• _PROVIDED MATERIAL_:
----------------
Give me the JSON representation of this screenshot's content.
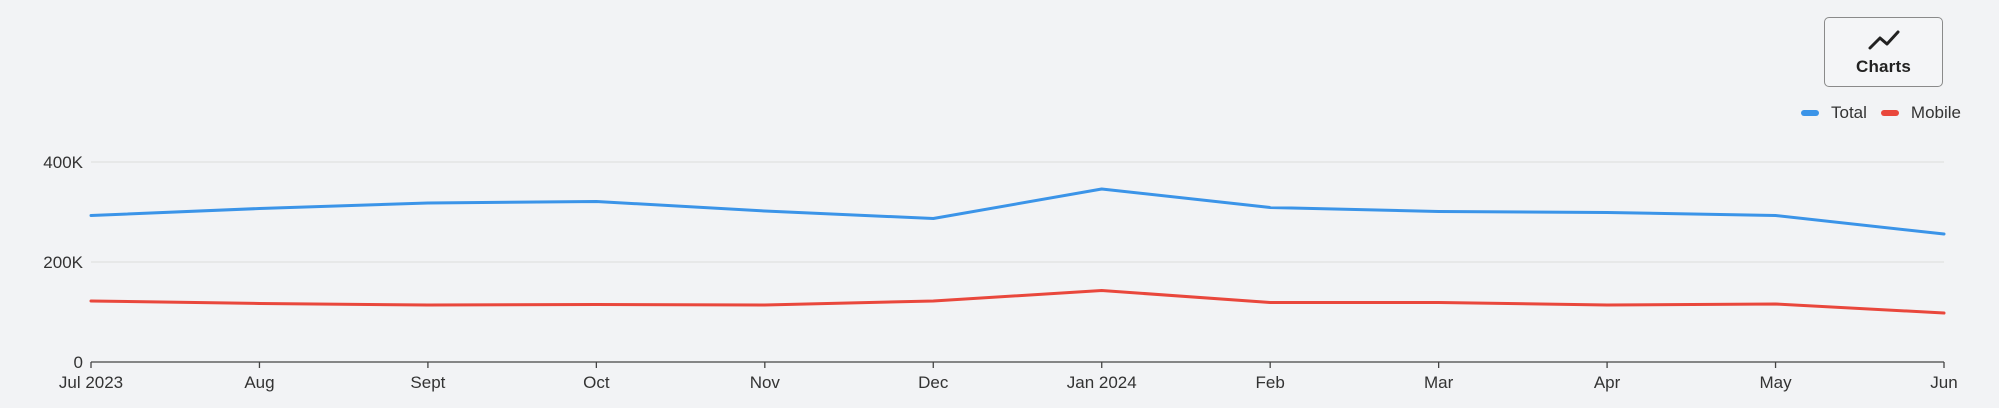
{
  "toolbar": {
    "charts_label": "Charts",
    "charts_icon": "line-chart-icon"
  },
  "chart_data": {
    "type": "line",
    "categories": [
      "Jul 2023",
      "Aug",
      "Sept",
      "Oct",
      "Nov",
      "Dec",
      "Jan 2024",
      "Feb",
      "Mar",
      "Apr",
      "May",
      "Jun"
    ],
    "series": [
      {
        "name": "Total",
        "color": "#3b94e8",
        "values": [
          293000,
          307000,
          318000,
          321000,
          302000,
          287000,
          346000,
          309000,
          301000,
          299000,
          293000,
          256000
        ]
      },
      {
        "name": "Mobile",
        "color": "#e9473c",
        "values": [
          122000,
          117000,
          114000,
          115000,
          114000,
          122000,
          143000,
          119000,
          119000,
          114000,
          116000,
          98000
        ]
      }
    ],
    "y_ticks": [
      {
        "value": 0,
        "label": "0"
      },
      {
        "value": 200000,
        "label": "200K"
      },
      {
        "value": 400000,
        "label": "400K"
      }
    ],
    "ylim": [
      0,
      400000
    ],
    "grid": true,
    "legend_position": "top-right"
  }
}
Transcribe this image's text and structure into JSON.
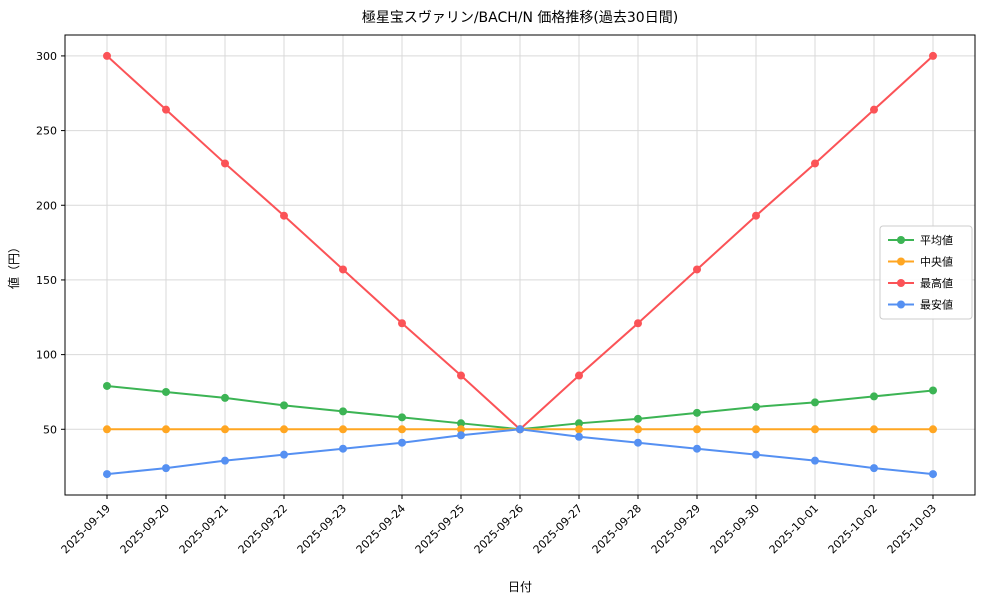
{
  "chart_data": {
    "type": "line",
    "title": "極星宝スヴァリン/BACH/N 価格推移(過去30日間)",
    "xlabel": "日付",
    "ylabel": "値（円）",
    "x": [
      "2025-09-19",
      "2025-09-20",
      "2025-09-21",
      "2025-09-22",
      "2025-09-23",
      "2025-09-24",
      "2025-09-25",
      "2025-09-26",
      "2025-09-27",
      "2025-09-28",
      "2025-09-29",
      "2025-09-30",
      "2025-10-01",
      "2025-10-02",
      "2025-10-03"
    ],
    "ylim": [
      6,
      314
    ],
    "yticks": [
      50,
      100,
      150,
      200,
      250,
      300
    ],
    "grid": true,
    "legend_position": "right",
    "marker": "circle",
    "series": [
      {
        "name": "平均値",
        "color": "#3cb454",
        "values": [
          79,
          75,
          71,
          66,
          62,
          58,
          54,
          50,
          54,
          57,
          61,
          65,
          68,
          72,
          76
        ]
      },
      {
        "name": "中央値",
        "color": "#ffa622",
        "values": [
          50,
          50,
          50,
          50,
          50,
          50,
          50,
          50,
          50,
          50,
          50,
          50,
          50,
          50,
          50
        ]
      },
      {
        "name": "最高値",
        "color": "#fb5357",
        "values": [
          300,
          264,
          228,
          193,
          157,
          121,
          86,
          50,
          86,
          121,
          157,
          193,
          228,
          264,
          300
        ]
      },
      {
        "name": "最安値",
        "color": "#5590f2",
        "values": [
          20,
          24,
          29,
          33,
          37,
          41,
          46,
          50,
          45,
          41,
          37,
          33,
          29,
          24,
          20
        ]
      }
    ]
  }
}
----------------
• _EXERCISE AIM_:
The records above are to be restated exactly, without their pictures.

• _RESPONSE TO THE TASK_:
Give me the JSON representation of this screenshot's content.
{
  "toolbar": {
    "charts_label": "Charts",
    "charts_icon": "line-chart-icon"
  },
  "chart_data": {
    "type": "line",
    "categories": [
      "Jul 2023",
      "Aug",
      "Sept",
      "Oct",
      "Nov",
      "Dec",
      "Jan 2024",
      "Feb",
      "Mar",
      "Apr",
      "May",
      "Jun"
    ],
    "series": [
      {
        "name": "Total",
        "color": "#3b94e8",
        "values": [
          293000,
          307000,
          318000,
          321000,
          302000,
          287000,
          346000,
          309000,
          301000,
          299000,
          293000,
          256000
        ]
      },
      {
        "name": "Mobile",
        "color": "#e9473c",
        "values": [
          122000,
          117000,
          114000,
          115000,
          114000,
          122000,
          143000,
          119000,
          119000,
          114000,
          116000,
          98000
        ]
      }
    ],
    "y_ticks": [
      {
        "value": 0,
        "label": "0"
      },
      {
        "value": 200000,
        "label": "200K"
      },
      {
        "value": 400000,
        "label": "400K"
      }
    ],
    "ylim": [
      0,
      400000
    ],
    "grid": true,
    "legend_position": "top-right"
  }
}
Transcribe this image's text and structure into JSON.
{
  "chart_data": {
    "type": "line",
    "title": "極星宝スヴァリン/BACH/N 価格推移(過去30日間)",
    "xlabel": "日付",
    "ylabel": "値（円）",
    "x": [
      "2025-09-19",
      "2025-09-20",
      "2025-09-21",
      "2025-09-22",
      "2025-09-23",
      "2025-09-24",
      "2025-09-25",
      "2025-09-26",
      "2025-09-27",
      "2025-09-28",
      "2025-09-29",
      "2025-09-30",
      "2025-10-01",
      "2025-10-02",
      "2025-10-03"
    ],
    "ylim": [
      6,
      314
    ],
    "yticks": [
      50,
      100,
      150,
      200,
      250,
      300
    ],
    "grid": true,
    "legend_position": "right",
    "marker": "circle",
    "series": [
      {
        "name": "平均値",
        "color": "#3cb454",
        "values": [
          79,
          75,
          71,
          66,
          62,
          58,
          54,
          50,
          54,
          57,
          61,
          65,
          68,
          72,
          76
        ]
      },
      {
        "name": "中央値",
        "color": "#ffa622",
        "values": [
          50,
          50,
          50,
          50,
          50,
          50,
          50,
          50,
          50,
          50,
          50,
          50,
          50,
          50,
          50
        ]
      },
      {
        "name": "最高値",
        "color": "#fb5357",
        "values": [
          300,
          264,
          228,
          193,
          157,
          121,
          86,
          50,
          86,
          121,
          157,
          193,
          228,
          264,
          300
        ]
      },
      {
        "name": "最安値",
        "color": "#5590f2",
        "values": [
          20,
          24,
          29,
          33,
          37,
          41,
          46,
          50,
          45,
          41,
          37,
          33,
          29,
          24,
          20
        ]
      }
    ]
  }
}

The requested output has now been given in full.